_What you need to do:_ The listing must be reproduced in full, exactly as it stands.
***
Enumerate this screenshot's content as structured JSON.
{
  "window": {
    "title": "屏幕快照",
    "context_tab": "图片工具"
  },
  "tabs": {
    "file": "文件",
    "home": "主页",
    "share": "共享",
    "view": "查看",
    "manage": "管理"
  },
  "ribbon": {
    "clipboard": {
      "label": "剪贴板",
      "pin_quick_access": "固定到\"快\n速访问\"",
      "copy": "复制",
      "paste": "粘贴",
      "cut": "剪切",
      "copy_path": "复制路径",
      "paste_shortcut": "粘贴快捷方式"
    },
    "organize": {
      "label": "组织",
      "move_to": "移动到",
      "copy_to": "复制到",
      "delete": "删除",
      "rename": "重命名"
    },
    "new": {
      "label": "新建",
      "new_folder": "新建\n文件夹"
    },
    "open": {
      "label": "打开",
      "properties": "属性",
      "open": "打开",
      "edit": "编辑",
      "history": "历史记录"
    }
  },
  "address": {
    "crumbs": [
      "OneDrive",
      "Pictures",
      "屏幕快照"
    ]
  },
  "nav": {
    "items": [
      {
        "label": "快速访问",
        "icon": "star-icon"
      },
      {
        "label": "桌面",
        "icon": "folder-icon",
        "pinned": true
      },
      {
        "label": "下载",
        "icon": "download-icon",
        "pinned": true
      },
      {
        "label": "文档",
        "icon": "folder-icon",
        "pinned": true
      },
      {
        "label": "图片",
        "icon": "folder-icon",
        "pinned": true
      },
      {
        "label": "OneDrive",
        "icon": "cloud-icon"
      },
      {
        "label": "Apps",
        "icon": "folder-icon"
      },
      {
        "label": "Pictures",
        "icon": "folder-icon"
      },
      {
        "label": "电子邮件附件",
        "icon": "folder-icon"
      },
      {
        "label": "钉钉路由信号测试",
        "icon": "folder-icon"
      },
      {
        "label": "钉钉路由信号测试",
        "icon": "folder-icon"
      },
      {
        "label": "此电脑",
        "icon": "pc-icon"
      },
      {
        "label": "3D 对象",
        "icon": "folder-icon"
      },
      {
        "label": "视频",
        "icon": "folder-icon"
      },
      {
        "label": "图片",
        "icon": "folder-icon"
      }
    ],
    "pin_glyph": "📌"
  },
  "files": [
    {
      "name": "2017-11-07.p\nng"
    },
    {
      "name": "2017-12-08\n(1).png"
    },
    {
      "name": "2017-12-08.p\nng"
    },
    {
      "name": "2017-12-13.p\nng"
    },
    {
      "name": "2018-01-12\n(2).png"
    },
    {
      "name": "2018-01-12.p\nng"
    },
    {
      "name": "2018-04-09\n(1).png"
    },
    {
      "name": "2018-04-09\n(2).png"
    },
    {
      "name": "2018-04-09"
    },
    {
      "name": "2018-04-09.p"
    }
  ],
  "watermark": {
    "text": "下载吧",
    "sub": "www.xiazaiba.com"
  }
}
***
_Task solution:_
Enumerate this screenshot's content as structured JSON.
{
  "window": {
    "title": "屏幕快照",
    "context_tab": "图片工具"
  },
  "tabs": {
    "file": "文件",
    "home": "主页",
    "share": "共享",
    "view": "查看",
    "manage": "管理"
  },
  "ribbon": {
    "clipboard": {
      "label": "剪贴板",
      "pin_quick_access": "固定到\"快\n速访问\"",
      "copy": "复制",
      "paste": "粘贴",
      "cut": "剪切",
      "copy_path": "复制路径",
      "paste_shortcut": "粘贴快捷方式"
    },
    "organize": {
      "label": "组织",
      "move_to": "移动到",
      "copy_to": "复制到",
      "delete": "删除",
      "rename": "重命名"
    },
    "new": {
      "label": "新建",
      "new_folder": "新建\n文件夹"
    },
    "open": {
      "label": "打开",
      "properties": "属性",
      "open": "打开",
      "edit": "编辑",
      "history": "历史记录"
    }
  },
  "address": {
    "crumbs": [
      "OneDrive",
      "Pictures",
      "屏幕快照"
    ]
  },
  "nav": {
    "items": [
      {
        "label": "快速访问",
        "icon": "star-icon"
      },
      {
        "label": "桌面",
        "icon": "folder-icon",
        "pinned": true
      },
      {
        "label": "下载",
        "icon": "download-icon",
        "pinned": true
      },
      {
        "label": "文档",
        "icon": "folder-icon",
        "pinned": true
      },
      {
        "label": "图片",
        "icon": "folder-icon",
        "pinned": true
      },
      {
        "label": "OneDrive",
        "icon": "cloud-icon"
      },
      {
        "label": "Apps",
        "icon": "folder-icon"
      },
      {
        "label": "Pictures",
        "icon": "folder-icon"
      },
      {
        "label": "电子邮件附件",
        "icon": "folder-icon"
      },
      {
        "label": "钉钉路由信号测试",
        "icon": "folder-icon"
      },
      {
        "label": "钉钉路由信号测试",
        "icon": "folder-icon"
      },
      {
        "label": "此电脑",
        "icon": "pc-icon"
      },
      {
        "label": "3D 对象",
        "icon": "folder-icon"
      },
      {
        "label": "视频",
        "icon": "folder-icon"
      },
      {
        "label": "图片",
        "icon": "folder-icon"
      }
    ],
    "pin_glyph": "📌"
  },
  "files": [
    {
      "name": "2017-11-07.p\nng"
    },
    {
      "name": "2017-12-08\n(1).png"
    },
    {
      "name": "2017-12-08.p\nng"
    },
    {
      "name": "2017-12-13.p\nng"
    },
    {
      "name": "2018-01-12\n(2).png"
    },
    {
      "name": "2018-01-12.p\nng"
    },
    {
      "name": "2018-04-09\n(1).png"
    },
    {
      "name": "2018-04-09\n(2).png"
    },
    {
      "name": "2018-04-09"
    },
    {
      "name": "2018-04-09.p"
    }
  ],
  "watermark": {
    "text": "下载吧",
    "sub": "www.xiazaiba.com"
  }
}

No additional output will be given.